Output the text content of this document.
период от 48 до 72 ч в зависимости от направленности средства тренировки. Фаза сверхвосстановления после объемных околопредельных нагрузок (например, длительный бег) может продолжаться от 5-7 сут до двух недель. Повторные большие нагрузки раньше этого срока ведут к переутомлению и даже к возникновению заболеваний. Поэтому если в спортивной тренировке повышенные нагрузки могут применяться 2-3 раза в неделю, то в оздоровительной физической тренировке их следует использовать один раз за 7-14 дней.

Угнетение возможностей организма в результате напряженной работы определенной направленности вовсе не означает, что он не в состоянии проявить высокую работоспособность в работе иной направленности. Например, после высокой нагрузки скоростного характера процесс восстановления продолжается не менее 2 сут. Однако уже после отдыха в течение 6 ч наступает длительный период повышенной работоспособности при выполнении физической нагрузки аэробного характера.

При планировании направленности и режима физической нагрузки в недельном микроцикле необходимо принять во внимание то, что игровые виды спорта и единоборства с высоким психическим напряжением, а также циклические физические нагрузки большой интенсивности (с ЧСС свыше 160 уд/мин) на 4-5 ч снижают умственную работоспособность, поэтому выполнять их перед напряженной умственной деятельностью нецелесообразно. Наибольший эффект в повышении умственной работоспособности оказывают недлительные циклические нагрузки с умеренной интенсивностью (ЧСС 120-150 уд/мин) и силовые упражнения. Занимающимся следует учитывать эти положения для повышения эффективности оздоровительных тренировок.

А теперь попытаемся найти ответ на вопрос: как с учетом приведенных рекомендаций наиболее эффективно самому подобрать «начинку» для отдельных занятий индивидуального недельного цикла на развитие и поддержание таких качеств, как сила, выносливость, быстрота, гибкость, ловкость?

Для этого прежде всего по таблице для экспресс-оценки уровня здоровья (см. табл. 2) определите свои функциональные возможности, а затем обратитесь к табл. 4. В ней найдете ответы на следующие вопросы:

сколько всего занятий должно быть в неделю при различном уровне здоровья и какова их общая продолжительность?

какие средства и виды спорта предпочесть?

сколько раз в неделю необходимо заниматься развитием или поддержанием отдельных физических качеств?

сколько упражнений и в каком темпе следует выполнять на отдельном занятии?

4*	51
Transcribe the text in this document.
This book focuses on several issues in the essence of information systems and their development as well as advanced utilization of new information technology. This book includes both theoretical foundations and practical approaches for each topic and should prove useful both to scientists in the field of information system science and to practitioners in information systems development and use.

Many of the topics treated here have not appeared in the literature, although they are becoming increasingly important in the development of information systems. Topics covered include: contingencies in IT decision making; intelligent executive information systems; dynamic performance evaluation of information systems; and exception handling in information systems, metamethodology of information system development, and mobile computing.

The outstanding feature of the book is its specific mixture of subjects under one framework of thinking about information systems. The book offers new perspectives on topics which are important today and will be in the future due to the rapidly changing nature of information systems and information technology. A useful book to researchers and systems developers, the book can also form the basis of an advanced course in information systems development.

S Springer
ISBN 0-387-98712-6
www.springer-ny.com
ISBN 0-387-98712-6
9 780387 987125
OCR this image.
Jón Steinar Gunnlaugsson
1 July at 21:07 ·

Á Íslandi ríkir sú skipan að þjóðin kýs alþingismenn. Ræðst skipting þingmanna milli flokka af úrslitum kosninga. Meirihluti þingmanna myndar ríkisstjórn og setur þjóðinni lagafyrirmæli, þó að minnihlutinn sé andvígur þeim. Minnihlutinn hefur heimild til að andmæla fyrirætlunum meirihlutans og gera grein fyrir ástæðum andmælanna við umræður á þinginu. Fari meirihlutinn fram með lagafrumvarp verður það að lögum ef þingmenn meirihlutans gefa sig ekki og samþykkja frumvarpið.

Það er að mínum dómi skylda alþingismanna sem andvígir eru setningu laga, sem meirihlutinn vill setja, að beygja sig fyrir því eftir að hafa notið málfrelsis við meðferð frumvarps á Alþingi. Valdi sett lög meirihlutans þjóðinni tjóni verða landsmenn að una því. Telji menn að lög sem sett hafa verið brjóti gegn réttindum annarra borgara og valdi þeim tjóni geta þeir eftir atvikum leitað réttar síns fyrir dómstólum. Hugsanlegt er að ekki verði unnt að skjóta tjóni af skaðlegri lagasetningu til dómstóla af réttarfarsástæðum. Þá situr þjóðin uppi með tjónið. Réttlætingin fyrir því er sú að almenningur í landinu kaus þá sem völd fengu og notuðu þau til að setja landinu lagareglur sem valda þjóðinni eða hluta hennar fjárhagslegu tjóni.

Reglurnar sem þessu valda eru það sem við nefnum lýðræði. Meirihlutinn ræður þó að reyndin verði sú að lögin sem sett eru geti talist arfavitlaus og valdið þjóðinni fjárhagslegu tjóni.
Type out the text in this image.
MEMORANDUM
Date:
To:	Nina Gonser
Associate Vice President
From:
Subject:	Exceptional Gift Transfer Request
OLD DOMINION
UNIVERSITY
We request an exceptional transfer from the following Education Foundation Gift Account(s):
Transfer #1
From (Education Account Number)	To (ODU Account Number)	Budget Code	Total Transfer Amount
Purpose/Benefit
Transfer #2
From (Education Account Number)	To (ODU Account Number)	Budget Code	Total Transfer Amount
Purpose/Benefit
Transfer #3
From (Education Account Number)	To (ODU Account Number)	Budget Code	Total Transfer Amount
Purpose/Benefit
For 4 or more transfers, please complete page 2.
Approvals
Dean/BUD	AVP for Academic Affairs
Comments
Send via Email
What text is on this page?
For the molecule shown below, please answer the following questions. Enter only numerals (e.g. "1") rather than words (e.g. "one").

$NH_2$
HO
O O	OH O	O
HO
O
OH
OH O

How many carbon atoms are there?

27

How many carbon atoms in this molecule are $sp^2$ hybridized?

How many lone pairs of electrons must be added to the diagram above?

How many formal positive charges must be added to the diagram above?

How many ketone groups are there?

•••

● DIRECTIONS
Copy out all the entries shown above, character for character.

● RESULT BELOW
Output the text content of this document.
период от 48 до 72 ч в зависимости от направленности средства тренировки. Фаза сверхвосстановления после объемных околопредельных нагрузок (например, длительный бег) может продолжаться от 5-7 сут до двух недель. Повторные большие нагрузки раньше этого срока ведут к переутомлению и даже к возникновению заболеваний. Поэтому если в спортивной тренировке повышенные нагрузки могут применяться 2-3 раза в неделю, то в оздоровительной физической тренировке их следует использовать один раз за 7-14 дней.

Угнетение возможностей организма в результате напряженной работы определенной направленности вовсе не означает, что он не в состоянии проявить высокую работоспособность в работе иной направленности. Например, после высокой нагрузки скоростного характера процесс восстановления продолжается не менее 2 сут. Однако уже после отдыха в течение 6 ч наступает длительный период повышенной работоспособности при выполнении физической нагрузки аэробного характера.

При планировании направленности и режима физической нагрузки в недельном микроцикле необходимо принять во внимание то, что игровые виды спорта и единоборства с высоким психическим напряжением, а также циклические физические нагрузки большой интенсивности (с ЧСС свыше 160 уд/мин) на 4-5 ч снижают умственную работоспособность, поэтому выполнять их перед напряженной умственной деятельностью нецелесообразно. Наибольший эффект в повышении умственной работоспособности оказывают недлительные циклические нагрузки с умеренной интенсивностью (ЧСС 120-150 уд/мин) и силовые упражнения. Занимающимся следует учитывать эти положения для повышения эффективности оздоровительных тренировок.

А теперь попытаемся найти ответ на вопрос: как с учетом приведенных рекомендаций наиболее эффективно самому подобрать «начинку» для отдельных занятий индивидуального недельного цикла на развитие и поддержание таких качеств, как сила, выносливость, быстрота, гибкость, ловкость?

Для этого прежде всего по таблице для экспресс-оценки уровня здоровья (см. табл. 2) определите свои функциональные возможности, а затем обратитесь к табл. 4. В ней найдете ответы на следующие вопросы:

сколько всего занятий должно быть в неделю при различном уровне здоровья и какова их общая продолжительность?

какие средства и виды спорта предпочесть?

сколько раз в неделю необходимо заниматься развитием или поддержанием отдельных физических качеств?

сколько упражнений и в каком темпе следует выполнять на отдельном занятии?

4*	51
Transcribe the text in this document.
This book focuses on several issues in the essence of information systems and their development as well as advanced utilization of new information technology. This book includes both theoretical foundations and practical approaches for each topic and should prove useful both to scientists in the field of information system science and to practitioners in information systems development and use.

Many of the topics treated here have not appeared in the literature, although they are becoming increasingly important in the development of information systems. Topics covered include: contingencies in IT decision making; intelligent executive information systems; dynamic performance evaluation of information systems; and exception handling in information systems, metamethodology of information system development, and mobile computing.

The outstanding feature of the book is its specific mixture of subjects under one framework of thinking about information systems. The book offers new perspectives on topics which are important today and will be in the future due to the rapidly changing nature of information systems and information technology. A useful book to researchers and systems developers, the book can also form the basis of an advanced course in information systems development.

S Springer
ISBN 0-387-98712-6
www.springer-ny.com
ISBN 0-387-98712-6
9 780387 987125
OCR this image.
Jón Steinar Gunnlaugsson
1 July at 21:07 ·

Á Íslandi ríkir sú skipan að þjóðin kýs alþingismenn. Ræðst skipting þingmanna milli flokka af úrslitum kosninga. Meirihluti þingmanna myndar ríkisstjórn og setur þjóðinni lagafyrirmæli, þó að minnihlutinn sé andvígur þeim. Minnihlutinn hefur heimild til að andmæla fyrirætlunum meirihlutans og gera grein fyrir ástæðum andmælanna við umræður á þinginu. Fari meirihlutinn fram með lagafrumvarp verður það að lögum ef þingmenn meirihlutans gefa sig ekki og samþykkja frumvarpið.

Það er að mínum dómi skylda alþingismanna sem andvígir eru setningu laga, sem meirihlutinn vill setja, að beygja sig fyrir því eftir að hafa notið málfrelsis við meðferð frumvarps á Alþingi. Valdi sett lög meirihlutans þjóðinni tjóni verða landsmenn að una því. Telji menn að lög sem sett hafa verið brjóti gegn réttindum annarra borgara og valdi þeim tjóni geta þeir eftir atvikum leitað réttar síns fyrir dómstólum. Hugsanlegt er að ekki verði unnt að skjóta tjóni af skaðlegri lagasetningu til dómstóla af réttarfarsástæðum. Þá situr þjóðin uppi með tjónið. Réttlætingin fyrir því er sú að almenningur í landinu kaus þá sem völd fengu og notuðu þau til að setja landinu lagareglur sem valda þjóðinni eða hluta hennar fjárhagslegu tjóni.

Reglurnar sem þessu valda eru það sem við nefnum lýðræði. Meirihlutinn ræður þó að reyndin verði sú að lögin sem sett eru geti talist arfavitlaus og valdið þjóðinni fjárhagslegu tjóni.
Type out the text in this image.
MEMORANDUM
Date:
To:	Nina Gonser
Associate Vice President
From:
Subject:	Exceptional Gift Transfer Request
OLD DOMINION
UNIVERSITY
We request an exceptional transfer from the following Education Foundation Gift Account(s):
Transfer #1
From (Education Account Number)	To (ODU Account Number)	Budget Code	Total Transfer Amount
Purpose/Benefit
Transfer #2
From (Education Account Number)	To (ODU Account Number)	Budget Code	Total Transfer Amount
Purpose/Benefit
Transfer #3
From (Education Account Number)	To (ODU Account Number)	Budget Code	Total Transfer Amount
Purpose/Benefit
For 4 or more transfers, please complete page 2.
Approvals
Dean/BUD	AVP for Academic Affairs
Comments
Send via Email
What text is on this page?
For the molecule shown below, please answer the following questions. Enter only numerals (e.g. "1") rather than words (e.g. "one").

$NH_2$
HO
O O	OH O	O
HO
O
OH
OH O

How many carbon atoms are there?

27

How many carbon atoms in this molecule are $sp^2$ hybridized?

How many lone pairs of electrons must be added to the diagram above?

How many formal positive charges must be added to the diagram above?

How many ketone groups are there?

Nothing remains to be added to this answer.